Requirement -> Look through the records below and collect all lines that hold the string "shares".

[Stored records]
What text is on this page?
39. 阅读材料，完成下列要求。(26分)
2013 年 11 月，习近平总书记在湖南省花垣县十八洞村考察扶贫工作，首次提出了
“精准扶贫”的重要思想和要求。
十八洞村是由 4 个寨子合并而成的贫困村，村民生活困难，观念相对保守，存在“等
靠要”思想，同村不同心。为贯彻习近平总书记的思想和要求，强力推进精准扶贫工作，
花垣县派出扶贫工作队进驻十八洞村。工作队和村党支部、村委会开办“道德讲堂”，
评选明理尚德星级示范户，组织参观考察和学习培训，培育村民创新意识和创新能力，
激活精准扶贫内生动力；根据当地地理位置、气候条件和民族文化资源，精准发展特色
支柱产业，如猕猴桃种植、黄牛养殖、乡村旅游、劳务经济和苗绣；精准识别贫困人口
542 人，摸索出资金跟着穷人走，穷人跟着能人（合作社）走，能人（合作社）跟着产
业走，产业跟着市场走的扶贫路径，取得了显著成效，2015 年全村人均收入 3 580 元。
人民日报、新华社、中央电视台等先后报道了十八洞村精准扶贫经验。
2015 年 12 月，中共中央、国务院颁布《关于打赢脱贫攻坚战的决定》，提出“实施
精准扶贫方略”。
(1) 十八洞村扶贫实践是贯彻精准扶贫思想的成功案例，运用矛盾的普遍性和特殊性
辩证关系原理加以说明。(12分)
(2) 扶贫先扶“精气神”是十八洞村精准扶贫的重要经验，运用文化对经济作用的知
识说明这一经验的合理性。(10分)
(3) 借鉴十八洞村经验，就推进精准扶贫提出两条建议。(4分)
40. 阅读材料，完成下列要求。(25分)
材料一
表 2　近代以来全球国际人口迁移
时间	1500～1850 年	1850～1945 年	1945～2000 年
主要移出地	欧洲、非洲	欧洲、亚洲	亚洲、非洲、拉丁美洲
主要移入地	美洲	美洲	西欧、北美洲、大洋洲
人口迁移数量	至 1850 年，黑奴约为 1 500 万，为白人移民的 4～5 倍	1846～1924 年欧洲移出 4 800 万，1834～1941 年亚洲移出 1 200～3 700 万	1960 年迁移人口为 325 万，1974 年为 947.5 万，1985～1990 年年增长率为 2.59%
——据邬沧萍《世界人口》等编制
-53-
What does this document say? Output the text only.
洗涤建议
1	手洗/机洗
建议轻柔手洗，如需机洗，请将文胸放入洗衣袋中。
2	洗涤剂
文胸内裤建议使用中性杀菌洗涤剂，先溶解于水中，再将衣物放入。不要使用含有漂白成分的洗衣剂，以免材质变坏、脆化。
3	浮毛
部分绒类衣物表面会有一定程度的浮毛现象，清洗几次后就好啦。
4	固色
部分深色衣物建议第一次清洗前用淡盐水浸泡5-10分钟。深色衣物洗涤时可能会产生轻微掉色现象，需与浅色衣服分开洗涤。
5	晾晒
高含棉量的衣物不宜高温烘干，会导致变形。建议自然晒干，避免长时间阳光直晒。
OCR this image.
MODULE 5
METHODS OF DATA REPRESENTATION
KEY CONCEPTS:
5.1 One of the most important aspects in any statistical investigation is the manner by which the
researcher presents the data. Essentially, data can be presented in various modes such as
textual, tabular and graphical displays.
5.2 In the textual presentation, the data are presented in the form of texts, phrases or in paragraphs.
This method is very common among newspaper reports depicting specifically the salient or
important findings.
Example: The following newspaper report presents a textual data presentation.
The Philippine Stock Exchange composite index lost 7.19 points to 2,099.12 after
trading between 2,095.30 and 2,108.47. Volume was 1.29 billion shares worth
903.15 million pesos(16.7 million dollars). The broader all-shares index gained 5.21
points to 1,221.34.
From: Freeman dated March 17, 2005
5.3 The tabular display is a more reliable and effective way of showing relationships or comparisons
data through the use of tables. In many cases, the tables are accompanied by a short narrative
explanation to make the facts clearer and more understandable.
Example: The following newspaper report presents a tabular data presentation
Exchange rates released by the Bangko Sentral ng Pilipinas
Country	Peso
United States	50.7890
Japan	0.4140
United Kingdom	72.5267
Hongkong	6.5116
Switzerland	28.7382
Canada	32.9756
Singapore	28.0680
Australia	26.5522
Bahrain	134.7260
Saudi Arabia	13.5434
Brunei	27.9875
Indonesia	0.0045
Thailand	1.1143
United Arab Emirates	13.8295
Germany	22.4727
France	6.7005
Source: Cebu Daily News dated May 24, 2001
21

Final result ->
trading between 2,095.30 and 2,108.47. Volume was 1.29 billion shares worth
903.15 million pesos(16.7 million dollars). The broader all-shares index gained 5.21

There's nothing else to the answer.